Collected data:
* Start *

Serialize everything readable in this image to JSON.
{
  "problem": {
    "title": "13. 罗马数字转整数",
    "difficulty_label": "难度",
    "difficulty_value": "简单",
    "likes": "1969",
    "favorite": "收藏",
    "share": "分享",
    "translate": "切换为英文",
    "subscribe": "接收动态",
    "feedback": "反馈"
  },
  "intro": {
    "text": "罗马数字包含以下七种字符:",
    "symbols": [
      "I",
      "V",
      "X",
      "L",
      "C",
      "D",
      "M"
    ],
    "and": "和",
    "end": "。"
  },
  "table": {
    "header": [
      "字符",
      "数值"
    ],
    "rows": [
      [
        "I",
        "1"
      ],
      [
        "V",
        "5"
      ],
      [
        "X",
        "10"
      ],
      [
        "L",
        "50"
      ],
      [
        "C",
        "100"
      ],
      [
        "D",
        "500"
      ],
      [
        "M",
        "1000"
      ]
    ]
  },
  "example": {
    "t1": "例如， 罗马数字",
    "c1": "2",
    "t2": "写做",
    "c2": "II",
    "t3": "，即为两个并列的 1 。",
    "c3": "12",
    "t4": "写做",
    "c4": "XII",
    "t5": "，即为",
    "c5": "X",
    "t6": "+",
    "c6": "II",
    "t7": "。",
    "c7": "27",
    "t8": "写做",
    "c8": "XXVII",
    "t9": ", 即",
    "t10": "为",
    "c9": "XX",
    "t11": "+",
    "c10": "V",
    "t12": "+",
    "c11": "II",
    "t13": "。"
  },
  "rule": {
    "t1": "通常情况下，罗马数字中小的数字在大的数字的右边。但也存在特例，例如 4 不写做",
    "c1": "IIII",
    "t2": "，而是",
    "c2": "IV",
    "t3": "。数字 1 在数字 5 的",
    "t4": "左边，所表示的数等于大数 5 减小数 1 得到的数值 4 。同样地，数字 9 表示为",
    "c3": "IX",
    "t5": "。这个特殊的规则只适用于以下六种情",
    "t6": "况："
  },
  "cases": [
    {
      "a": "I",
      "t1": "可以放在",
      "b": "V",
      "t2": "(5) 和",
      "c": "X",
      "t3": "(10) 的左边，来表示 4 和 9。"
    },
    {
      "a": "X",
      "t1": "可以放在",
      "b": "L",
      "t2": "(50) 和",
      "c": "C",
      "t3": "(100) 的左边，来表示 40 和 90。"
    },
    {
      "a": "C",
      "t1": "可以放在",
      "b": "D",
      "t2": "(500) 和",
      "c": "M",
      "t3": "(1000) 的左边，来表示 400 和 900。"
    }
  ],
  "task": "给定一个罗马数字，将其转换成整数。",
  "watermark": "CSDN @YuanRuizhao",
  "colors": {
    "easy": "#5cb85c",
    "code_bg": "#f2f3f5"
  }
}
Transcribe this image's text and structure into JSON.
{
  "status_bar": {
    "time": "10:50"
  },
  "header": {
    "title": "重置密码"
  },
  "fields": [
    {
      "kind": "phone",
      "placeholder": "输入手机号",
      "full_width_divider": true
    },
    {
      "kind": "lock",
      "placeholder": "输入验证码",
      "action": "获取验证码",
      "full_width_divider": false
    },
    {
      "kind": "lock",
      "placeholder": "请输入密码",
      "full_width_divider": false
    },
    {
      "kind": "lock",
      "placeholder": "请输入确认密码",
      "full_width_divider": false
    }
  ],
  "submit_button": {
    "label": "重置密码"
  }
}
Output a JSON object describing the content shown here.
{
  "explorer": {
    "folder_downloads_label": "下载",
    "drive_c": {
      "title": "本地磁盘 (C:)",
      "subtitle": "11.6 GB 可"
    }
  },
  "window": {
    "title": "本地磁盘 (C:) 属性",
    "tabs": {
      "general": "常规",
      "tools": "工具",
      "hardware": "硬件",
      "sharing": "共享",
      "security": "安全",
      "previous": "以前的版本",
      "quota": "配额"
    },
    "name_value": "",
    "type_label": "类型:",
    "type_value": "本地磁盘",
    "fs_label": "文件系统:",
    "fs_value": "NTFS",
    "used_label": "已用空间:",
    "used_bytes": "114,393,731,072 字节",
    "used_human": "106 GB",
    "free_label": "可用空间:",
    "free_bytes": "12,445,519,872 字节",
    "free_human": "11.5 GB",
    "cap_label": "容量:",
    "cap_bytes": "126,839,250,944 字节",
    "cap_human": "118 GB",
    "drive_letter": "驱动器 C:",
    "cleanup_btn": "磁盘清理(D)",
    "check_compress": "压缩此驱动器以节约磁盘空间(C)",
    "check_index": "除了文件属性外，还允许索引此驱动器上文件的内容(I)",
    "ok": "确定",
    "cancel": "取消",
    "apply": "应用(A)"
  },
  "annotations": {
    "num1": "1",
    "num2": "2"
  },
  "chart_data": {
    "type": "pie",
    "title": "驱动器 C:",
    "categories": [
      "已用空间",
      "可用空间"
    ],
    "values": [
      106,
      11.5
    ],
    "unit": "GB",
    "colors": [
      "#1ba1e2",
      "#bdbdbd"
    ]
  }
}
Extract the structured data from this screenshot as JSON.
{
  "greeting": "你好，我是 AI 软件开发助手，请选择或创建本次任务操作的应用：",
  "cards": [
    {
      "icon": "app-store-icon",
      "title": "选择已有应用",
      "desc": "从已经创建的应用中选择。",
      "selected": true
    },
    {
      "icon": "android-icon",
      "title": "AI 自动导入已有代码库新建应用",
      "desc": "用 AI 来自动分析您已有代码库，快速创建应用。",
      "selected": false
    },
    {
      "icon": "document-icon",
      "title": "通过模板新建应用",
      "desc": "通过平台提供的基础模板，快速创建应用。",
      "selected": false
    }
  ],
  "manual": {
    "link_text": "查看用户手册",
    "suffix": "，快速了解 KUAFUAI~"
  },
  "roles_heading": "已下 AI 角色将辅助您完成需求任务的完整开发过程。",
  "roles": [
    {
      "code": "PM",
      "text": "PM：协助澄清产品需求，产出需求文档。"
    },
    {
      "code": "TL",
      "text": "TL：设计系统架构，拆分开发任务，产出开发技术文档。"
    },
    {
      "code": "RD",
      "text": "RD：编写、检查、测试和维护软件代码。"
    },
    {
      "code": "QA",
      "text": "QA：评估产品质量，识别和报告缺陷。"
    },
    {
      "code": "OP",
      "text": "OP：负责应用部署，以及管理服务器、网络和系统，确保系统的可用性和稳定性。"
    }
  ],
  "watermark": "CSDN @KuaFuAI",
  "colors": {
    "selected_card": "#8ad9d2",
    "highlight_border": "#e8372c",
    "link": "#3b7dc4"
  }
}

* End *

* _What you will do_:
Transcribe the material above word for word.

* _Written solution_:
Serialize everything readable in this image to JSON.
{
  "problem": {
    "title": "13. 罗马数字转整数",
    "difficulty_label": "难度",
    "difficulty_value": "简单",
    "likes": "1969",
    "favorite": "收藏",
    "share": "分享",
    "translate": "切换为英文",
    "subscribe": "接收动态",
    "feedback": "反馈"
  },
  "intro": {
    "text": "罗马数字包含以下七种字符:",
    "symbols": [
      "I",
      "V",
      "X",
      "L",
      "C",
      "D",
      "M"
    ],
    "and": "和",
    "end": "。"
  },
  "table": {
    "header": [
      "字符",
      "数值"
    ],
    "rows": [
      [
        "I",
        "1"
      ],
      [
        "V",
        "5"
      ],
      [
        "X",
        "10"
      ],
      [
        "L",
        "50"
      ],
      [
        "C",
        "100"
      ],
      [
        "D",
        "500"
      ],
      [
        "M",
        "1000"
      ]
    ]
  },
  "example": {
    "t1": "例如， 罗马数字",
    "c1": "2",
    "t2": "写做",
    "c2": "II",
    "t3": "，即为两个并列的 1 。",
    "c3": "12",
    "t4": "写做",
    "c4": "XII",
    "t5": "，即为",
    "c5": "X",
    "t6": "+",
    "c6": "II",
    "t7": "。",
    "c7": "27",
    "t8": "写做",
    "c8": "XXVII",
    "t9": ", 即",
    "t10": "为",
    "c9": "XX",
    "t11": "+",
    "c10": "V",
    "t12": "+",
    "c11": "II",
    "t13": "。"
  },
  "rule": {
    "t1": "通常情况下，罗马数字中小的数字在大的数字的右边。但也存在特例，例如 4 不写做",
    "c1": "IIII",
    "t2": "，而是",
    "c2": "IV",
    "t3": "。数字 1 在数字 5 的",
    "t4": "左边，所表示的数等于大数 5 减小数 1 得到的数值 4 。同样地，数字 9 表示为",
    "c3": "IX",
    "t5": "。这个特殊的规则只适用于以下六种情",
    "t6": "况："
  },
  "cases": [
    {
      "a": "I",
      "t1": "可以放在",
      "b": "V",
      "t2": "(5) 和",
      "c": "X",
      "t3": "(10) 的左边，来表示 4 和 9。"
    },
    {
      "a": "X",
      "t1": "可以放在",
      "b": "L",
      "t2": "(50) 和",
      "c": "C",
      "t3": "(100) 的左边，来表示 40 和 90。"
    },
    {
      "a": "C",
      "t1": "可以放在",
      "b": "D",
      "t2": "(500) 和",
      "c": "M",
      "t3": "(1000) 的左边，来表示 400 和 900。"
    }
  ],
  "task": "给定一个罗马数字，将其转换成整数。",
  "watermark": "CSDN @YuanRuizhao",
  "colors": {
    "easy": "#5cb85c",
    "code_bg": "#f2f3f5"
  }
}
Transcribe this image's text and structure into JSON.
{
  "status_bar": {
    "time": "10:50"
  },
  "header": {
    "title": "重置密码"
  },
  "fields": [
    {
      "kind": "phone",
      "placeholder": "输入手机号",
      "full_width_divider": true
    },
    {
      "kind": "lock",
      "placeholder": "输入验证码",
      "action": "获取验证码",
      "full_width_divider": false
    },
    {
      "kind": "lock",
      "placeholder": "请输入密码",
      "full_width_divider": false
    },
    {
      "kind": "lock",
      "placeholder": "请输入确认密码",
      "full_width_divider": false
    }
  ],
  "submit_button": {
    "label": "重置密码"
  }
}
Output a JSON object describing the content shown here.
{
  "explorer": {
    "folder_downloads_label": "下载",
    "drive_c": {
      "title": "本地磁盘 (C:)",
      "subtitle": "11.6 GB 可"
    }
  },
  "window": {
    "title": "本地磁盘 (C:) 属性",
    "tabs": {
      "general": "常规",
      "tools": "工具",
      "hardware": "硬件",
      "sharing": "共享",
      "security": "安全",
      "previous": "以前的版本",
      "quota": "配额"
    },
    "name_value": "",
    "type_label": "类型:",
    "type_value": "本地磁盘",
    "fs_label": "文件系统:",
    "fs_value": "NTFS",
    "used_label": "已用空间:",
    "used_bytes": "114,393,731,072 字节",
    "used_human": "106 GB",
    "free_label": "可用空间:",
    "free_bytes": "12,445,519,872 字节",
    "free_human": "11.5 GB",
    "cap_label": "容量:",
    "cap_bytes": "126,839,250,944 字节",
    "cap_human": "118 GB",
    "drive_letter": "驱动器 C:",
    "cleanup_btn": "磁盘清理(D)",
    "check_compress": "压缩此驱动器以节约磁盘空间(C)",
    "check_index": "除了文件属性外，还允许索引此驱动器上文件的内容(I)",
    "ok": "确定",
    "cancel": "取消",
    "apply": "应用(A)"
  },
  "annotations": {
    "num1": "1",
    "num2": "2"
  },
  "chart_data": {
    "type": "pie",
    "title": "驱动器 C:",
    "categories": [
      "已用空间",
      "可用空间"
    ],
    "values": [
      106,
      11.5
    ],
    "unit": "GB",
    "colors": [
      "#1ba1e2",
      "#bdbdbd"
    ]
  }
}
Extract the structured data from this screenshot as JSON.
{
  "greeting": "你好，我是 AI 软件开发助手，请选择或创建本次任务操作的应用：",
  "cards": [
    {
      "icon": "app-store-icon",
      "title": "选择已有应用",
      "desc": "从已经创建的应用中选择。",
      "selected": true
    },
    {
      "icon": "android-icon",
      "title": "AI 自动导入已有代码库新建应用",
      "desc": "用 AI 来自动分析您已有代码库，快速创建应用。",
      "selected": false
    },
    {
      "icon": "document-icon",
      "title": "通过模板新建应用",
      "desc": "通过平台提供的基础模板，快速创建应用。",
      "selected": false
    }
  ],
  "manual": {
    "link_text": "查看用户手册",
    "suffix": "，快速了解 KUAFUAI~"
  },
  "roles_heading": "已下 AI 角色将辅助您完成需求任务的完整开发过程。",
  "roles": [
    {
      "code": "PM",
      "text": "PM：协助澄清产品需求，产出需求文档。"
    },
    {
      "code": "TL",
      "text": "TL：设计系统架构，拆分开发任务，产出开发技术文档。"
    },
    {
      "code": "RD",
      "text": "RD：编写、检查、测试和维护软件代码。"
    },
    {
      "code": "QA",
      "text": "QA：评估产品质量，识别和报告缺陷。"
    },
    {
      "code": "OP",
      "text": "OP：负责应用部署，以及管理服务器、网络和系统，确保系统的可用性和稳定性。"
    }
  ],
  "watermark": "CSDN @KuaFuAI",
  "colors": {
    "selected_card": "#8ad9d2",
    "highlight_border": "#e8372c",
    "link": "#3b7dc4"
  }
}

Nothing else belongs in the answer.